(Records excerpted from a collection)

========

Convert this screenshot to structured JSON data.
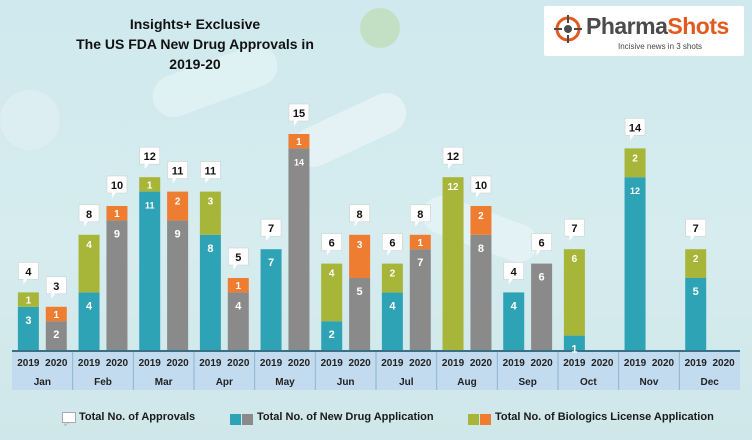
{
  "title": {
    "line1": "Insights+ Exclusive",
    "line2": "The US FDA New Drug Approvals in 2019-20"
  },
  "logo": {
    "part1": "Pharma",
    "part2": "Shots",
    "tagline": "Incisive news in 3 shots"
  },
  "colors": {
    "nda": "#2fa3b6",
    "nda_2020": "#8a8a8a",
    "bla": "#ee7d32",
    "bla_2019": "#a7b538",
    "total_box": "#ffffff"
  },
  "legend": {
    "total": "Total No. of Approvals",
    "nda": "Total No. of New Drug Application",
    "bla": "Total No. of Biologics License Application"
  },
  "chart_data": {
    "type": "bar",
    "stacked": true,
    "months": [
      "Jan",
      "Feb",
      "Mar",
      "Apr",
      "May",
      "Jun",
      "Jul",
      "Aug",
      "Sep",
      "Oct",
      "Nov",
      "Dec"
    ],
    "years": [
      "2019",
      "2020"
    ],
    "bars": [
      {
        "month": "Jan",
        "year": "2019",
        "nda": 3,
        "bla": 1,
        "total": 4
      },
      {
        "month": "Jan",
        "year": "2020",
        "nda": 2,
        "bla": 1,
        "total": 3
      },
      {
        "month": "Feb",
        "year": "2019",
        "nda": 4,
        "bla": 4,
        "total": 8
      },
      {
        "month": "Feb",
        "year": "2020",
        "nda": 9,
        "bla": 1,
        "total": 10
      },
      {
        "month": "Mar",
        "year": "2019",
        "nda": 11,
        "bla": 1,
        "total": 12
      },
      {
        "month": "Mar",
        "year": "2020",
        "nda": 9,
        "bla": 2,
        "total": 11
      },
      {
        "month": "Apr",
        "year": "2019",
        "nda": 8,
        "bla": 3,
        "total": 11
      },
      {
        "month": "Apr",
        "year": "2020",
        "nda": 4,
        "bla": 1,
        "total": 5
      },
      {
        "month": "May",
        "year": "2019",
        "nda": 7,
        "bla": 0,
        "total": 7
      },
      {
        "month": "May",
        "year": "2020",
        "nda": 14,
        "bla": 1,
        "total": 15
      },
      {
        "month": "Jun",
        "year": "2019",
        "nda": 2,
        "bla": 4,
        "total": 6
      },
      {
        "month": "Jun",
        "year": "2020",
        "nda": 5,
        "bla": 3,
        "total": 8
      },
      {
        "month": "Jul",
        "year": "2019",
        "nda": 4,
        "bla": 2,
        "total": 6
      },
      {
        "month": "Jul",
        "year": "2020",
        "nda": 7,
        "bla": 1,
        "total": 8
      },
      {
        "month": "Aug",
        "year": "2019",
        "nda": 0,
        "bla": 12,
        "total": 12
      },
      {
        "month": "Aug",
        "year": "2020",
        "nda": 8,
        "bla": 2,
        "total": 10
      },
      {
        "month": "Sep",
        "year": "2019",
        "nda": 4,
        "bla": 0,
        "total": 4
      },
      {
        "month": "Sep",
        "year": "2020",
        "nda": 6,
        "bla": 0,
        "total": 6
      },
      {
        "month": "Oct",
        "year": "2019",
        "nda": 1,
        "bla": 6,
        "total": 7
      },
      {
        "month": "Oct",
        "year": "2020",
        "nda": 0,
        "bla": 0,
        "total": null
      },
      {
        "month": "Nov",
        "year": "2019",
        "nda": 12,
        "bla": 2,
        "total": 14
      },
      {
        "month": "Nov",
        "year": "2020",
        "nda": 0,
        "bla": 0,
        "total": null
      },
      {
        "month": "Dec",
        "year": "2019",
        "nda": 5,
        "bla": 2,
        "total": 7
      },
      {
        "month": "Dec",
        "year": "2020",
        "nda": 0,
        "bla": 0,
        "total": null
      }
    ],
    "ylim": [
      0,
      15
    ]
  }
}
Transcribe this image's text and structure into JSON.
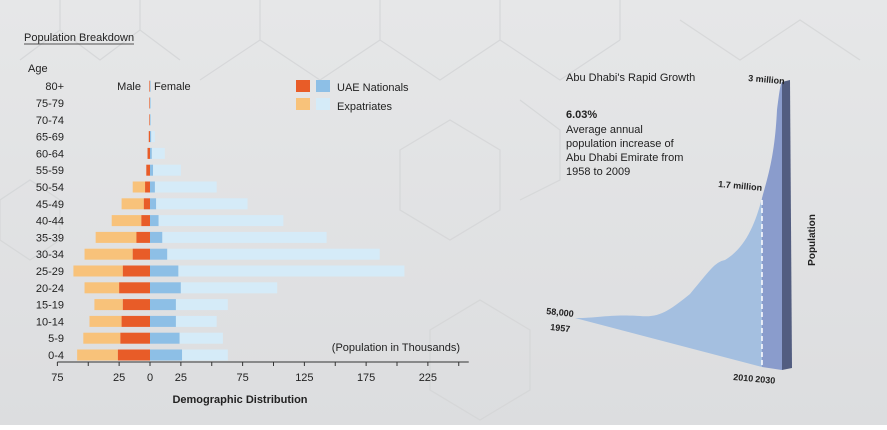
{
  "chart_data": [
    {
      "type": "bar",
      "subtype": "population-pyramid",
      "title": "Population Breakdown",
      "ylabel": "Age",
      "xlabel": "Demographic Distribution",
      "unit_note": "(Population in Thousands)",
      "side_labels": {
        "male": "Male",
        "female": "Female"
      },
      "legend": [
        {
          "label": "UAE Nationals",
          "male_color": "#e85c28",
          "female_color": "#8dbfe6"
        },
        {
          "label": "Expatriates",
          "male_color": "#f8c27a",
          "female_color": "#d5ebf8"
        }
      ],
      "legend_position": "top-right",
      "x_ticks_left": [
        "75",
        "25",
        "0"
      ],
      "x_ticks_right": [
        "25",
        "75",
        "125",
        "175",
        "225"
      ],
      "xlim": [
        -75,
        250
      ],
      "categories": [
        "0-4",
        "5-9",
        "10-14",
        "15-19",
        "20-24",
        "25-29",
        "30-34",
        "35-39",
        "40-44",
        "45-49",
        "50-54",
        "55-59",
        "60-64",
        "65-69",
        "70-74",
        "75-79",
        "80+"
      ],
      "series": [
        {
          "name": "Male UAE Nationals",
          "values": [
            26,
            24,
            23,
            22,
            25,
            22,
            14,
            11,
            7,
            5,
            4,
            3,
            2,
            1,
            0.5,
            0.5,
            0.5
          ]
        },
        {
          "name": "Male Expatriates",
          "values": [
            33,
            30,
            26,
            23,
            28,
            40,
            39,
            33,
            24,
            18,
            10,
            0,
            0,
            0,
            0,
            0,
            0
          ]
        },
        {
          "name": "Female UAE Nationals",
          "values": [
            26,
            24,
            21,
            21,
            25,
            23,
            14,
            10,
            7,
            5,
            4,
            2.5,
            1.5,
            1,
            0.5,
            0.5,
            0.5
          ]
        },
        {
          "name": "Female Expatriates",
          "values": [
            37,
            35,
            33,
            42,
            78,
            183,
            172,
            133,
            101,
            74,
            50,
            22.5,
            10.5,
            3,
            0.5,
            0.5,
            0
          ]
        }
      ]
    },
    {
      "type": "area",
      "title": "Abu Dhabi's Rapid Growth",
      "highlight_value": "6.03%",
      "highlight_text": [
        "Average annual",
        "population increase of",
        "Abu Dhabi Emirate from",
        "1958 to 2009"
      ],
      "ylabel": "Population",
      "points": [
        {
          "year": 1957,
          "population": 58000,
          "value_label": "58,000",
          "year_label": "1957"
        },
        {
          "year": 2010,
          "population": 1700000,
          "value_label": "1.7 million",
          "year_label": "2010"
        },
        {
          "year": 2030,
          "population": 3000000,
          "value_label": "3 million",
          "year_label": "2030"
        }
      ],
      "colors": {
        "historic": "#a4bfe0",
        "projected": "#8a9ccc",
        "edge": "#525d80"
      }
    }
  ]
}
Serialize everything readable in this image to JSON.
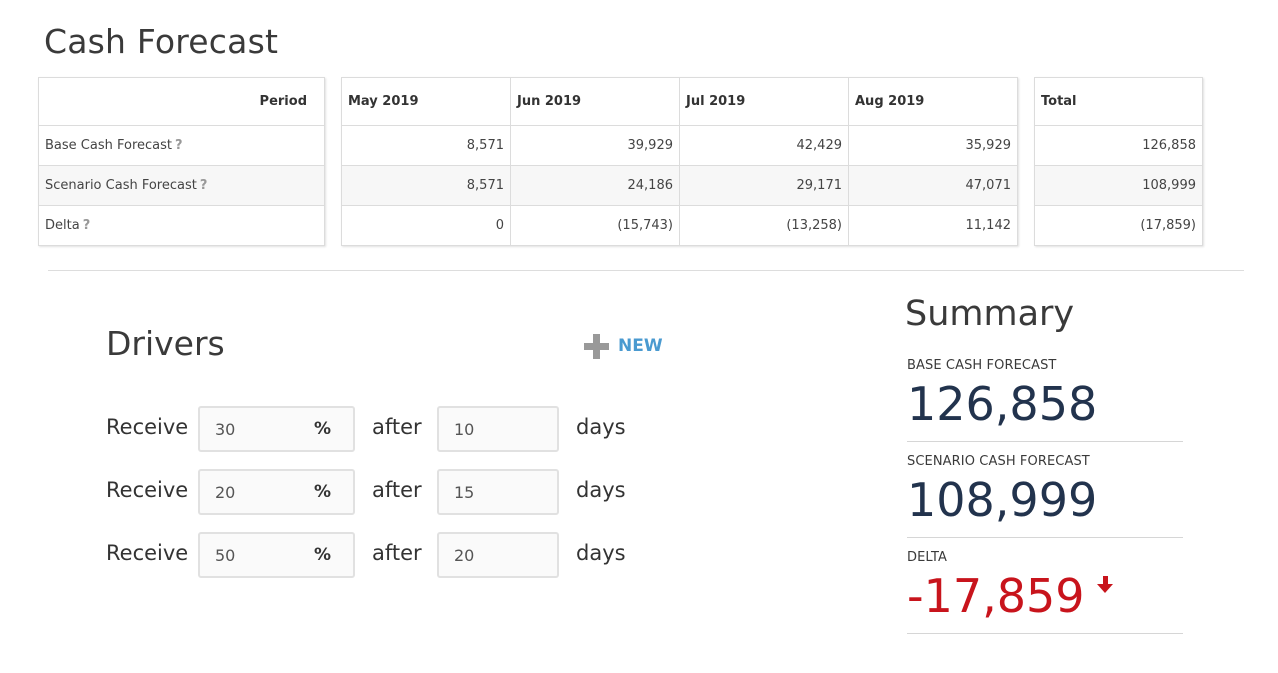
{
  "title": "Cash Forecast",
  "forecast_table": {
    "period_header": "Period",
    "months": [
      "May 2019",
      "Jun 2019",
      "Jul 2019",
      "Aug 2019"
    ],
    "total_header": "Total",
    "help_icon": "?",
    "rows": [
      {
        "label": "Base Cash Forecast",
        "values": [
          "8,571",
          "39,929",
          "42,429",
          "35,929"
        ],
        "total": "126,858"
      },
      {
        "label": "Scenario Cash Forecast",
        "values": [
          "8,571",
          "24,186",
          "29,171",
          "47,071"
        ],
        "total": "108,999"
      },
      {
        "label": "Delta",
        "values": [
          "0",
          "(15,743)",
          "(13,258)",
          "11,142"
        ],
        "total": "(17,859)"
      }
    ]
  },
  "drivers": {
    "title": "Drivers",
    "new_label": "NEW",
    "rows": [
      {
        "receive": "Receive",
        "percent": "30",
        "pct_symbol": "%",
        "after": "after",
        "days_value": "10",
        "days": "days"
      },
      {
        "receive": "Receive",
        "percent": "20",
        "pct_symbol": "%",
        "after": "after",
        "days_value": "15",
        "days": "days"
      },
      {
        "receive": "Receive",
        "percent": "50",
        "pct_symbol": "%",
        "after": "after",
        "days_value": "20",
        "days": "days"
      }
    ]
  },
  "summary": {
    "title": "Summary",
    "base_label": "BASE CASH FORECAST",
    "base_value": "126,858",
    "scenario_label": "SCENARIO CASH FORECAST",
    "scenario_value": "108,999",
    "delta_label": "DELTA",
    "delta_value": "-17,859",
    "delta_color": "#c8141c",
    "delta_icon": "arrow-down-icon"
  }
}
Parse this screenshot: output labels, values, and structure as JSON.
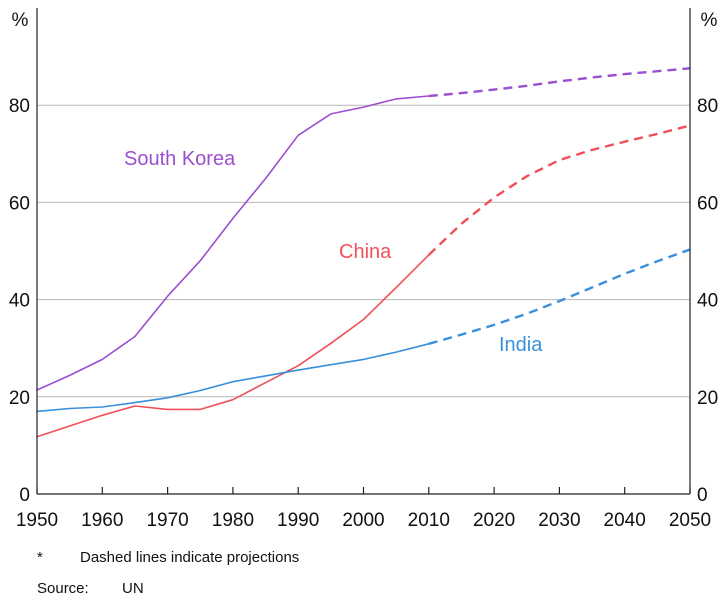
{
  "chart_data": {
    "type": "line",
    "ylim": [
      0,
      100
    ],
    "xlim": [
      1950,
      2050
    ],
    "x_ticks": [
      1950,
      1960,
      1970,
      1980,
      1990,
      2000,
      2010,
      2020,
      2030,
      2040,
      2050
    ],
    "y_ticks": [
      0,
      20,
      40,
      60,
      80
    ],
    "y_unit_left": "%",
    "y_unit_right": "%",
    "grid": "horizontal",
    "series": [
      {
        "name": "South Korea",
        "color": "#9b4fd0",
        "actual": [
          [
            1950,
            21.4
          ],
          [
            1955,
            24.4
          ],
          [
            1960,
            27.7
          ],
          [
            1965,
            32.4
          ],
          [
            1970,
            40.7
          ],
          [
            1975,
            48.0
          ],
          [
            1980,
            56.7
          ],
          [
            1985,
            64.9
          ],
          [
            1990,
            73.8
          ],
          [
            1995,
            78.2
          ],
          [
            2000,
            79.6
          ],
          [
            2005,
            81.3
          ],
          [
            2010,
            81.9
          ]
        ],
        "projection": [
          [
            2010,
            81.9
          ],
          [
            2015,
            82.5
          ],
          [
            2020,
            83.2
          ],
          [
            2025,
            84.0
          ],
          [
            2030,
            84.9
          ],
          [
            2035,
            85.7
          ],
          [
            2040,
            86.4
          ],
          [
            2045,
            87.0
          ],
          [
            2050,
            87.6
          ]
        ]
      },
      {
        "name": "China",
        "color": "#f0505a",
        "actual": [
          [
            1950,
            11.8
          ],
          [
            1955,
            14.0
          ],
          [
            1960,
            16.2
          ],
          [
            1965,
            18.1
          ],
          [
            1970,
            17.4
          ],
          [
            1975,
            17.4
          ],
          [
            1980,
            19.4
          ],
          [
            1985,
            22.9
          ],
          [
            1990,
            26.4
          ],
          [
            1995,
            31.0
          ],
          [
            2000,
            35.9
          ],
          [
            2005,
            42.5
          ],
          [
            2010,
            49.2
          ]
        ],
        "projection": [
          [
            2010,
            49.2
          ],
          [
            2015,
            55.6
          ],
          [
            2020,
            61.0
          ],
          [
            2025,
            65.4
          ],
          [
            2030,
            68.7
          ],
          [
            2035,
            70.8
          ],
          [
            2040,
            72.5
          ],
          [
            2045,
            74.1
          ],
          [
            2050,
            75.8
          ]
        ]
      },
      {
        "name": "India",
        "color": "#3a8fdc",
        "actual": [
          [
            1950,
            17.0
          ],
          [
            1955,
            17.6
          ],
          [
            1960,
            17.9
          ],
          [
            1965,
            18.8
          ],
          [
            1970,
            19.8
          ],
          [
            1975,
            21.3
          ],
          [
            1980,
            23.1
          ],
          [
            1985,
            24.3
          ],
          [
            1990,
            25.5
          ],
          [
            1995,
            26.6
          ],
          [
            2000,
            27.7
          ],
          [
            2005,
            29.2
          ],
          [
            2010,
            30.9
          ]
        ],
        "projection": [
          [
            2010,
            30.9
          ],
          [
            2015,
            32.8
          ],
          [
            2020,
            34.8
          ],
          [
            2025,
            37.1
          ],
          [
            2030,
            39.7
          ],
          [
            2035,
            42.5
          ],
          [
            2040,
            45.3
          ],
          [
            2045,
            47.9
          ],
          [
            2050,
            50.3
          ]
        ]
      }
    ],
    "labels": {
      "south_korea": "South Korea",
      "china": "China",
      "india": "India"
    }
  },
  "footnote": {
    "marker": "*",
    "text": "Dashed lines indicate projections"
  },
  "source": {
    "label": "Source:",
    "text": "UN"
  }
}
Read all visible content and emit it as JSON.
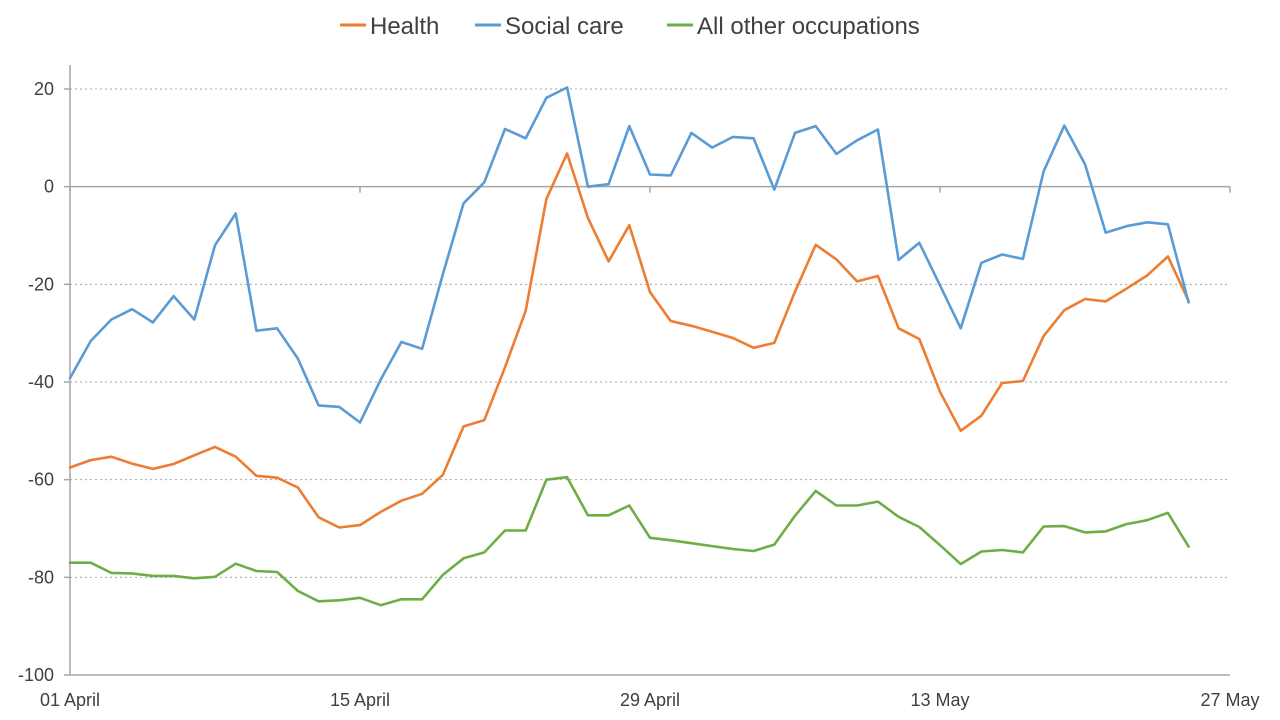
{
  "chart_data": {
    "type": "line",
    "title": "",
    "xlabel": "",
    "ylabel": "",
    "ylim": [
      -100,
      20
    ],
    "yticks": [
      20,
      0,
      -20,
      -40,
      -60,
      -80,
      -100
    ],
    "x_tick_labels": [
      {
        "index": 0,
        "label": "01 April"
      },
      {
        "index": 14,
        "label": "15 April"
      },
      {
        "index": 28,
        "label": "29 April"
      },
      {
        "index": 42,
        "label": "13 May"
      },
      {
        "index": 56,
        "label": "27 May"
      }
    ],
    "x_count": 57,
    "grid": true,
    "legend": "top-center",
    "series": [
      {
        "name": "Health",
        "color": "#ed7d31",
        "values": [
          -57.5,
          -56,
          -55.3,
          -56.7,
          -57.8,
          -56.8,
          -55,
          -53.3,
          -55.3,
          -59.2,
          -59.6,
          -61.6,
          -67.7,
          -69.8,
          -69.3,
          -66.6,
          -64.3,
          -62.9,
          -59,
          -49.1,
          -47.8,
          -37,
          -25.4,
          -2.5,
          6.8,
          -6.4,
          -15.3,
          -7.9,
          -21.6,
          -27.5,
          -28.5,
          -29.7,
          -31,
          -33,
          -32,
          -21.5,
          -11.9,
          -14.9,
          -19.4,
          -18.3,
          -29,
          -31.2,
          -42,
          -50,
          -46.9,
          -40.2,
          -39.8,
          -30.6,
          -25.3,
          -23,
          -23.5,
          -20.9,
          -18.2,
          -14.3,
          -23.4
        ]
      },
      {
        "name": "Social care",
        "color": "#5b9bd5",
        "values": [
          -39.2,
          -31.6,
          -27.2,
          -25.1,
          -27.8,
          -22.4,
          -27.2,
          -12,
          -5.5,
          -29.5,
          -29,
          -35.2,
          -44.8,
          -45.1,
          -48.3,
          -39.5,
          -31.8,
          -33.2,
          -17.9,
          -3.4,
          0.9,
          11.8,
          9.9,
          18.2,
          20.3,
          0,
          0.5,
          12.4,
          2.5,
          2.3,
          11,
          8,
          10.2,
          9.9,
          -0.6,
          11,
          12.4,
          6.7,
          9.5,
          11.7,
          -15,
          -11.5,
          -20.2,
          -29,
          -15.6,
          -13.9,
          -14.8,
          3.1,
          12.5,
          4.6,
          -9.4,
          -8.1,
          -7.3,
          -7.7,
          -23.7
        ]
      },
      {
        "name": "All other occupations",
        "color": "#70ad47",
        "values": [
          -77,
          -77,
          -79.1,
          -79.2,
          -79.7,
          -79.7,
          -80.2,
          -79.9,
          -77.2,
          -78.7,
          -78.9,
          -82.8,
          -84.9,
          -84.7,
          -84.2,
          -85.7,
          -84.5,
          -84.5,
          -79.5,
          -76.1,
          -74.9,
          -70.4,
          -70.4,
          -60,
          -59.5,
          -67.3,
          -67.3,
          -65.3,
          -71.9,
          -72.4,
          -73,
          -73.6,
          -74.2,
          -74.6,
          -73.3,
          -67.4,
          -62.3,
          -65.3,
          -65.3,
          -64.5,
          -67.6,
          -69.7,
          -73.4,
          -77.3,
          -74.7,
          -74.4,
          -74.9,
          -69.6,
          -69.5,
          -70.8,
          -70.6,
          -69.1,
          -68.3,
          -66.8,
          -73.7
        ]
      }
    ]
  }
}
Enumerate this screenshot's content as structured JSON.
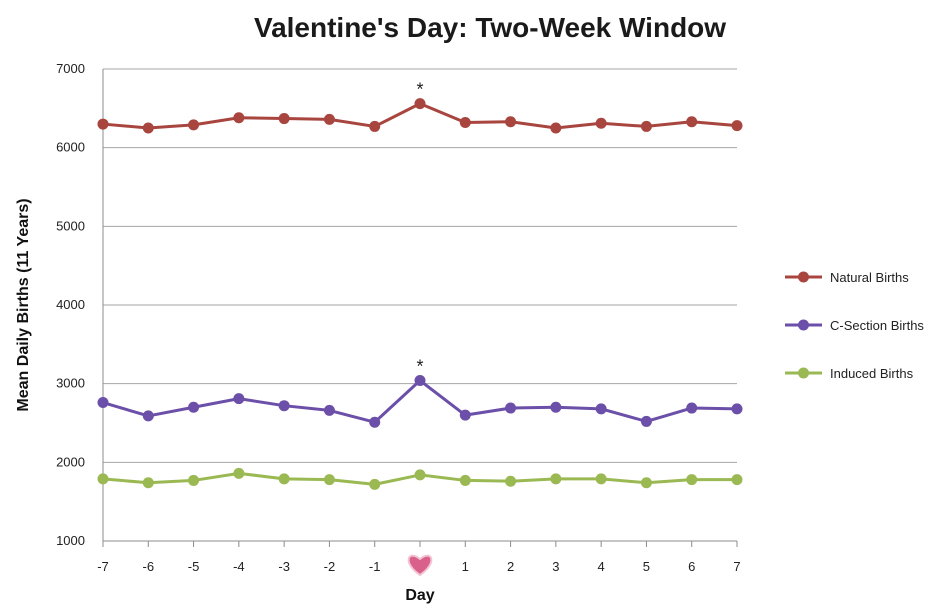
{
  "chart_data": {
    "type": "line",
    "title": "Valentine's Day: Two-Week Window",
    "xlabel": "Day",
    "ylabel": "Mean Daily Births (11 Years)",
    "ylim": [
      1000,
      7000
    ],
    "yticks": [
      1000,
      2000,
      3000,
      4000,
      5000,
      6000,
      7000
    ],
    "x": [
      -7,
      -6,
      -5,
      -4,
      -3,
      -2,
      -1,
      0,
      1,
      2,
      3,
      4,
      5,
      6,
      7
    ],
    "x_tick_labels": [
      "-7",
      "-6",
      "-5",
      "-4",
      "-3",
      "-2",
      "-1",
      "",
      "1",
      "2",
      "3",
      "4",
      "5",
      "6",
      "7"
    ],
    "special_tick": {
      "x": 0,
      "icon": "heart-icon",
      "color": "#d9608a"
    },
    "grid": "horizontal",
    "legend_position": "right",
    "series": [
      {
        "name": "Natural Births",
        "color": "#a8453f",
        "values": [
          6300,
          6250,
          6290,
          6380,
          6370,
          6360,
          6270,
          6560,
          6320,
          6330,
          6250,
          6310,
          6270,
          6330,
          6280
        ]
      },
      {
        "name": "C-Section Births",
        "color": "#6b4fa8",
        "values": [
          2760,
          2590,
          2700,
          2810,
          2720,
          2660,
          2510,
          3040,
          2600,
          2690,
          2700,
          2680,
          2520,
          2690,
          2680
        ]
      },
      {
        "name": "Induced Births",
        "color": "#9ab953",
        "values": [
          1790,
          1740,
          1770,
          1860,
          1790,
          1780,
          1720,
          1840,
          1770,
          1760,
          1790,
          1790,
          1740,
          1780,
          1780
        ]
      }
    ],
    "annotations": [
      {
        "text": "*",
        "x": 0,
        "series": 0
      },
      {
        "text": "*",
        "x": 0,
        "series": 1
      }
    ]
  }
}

========

Scan the listing above. Gather each line that contains the word "xlabel".

      "xlabel": "Demographic Distribution",
    "xlabel": "",
    "xlabel": "Day",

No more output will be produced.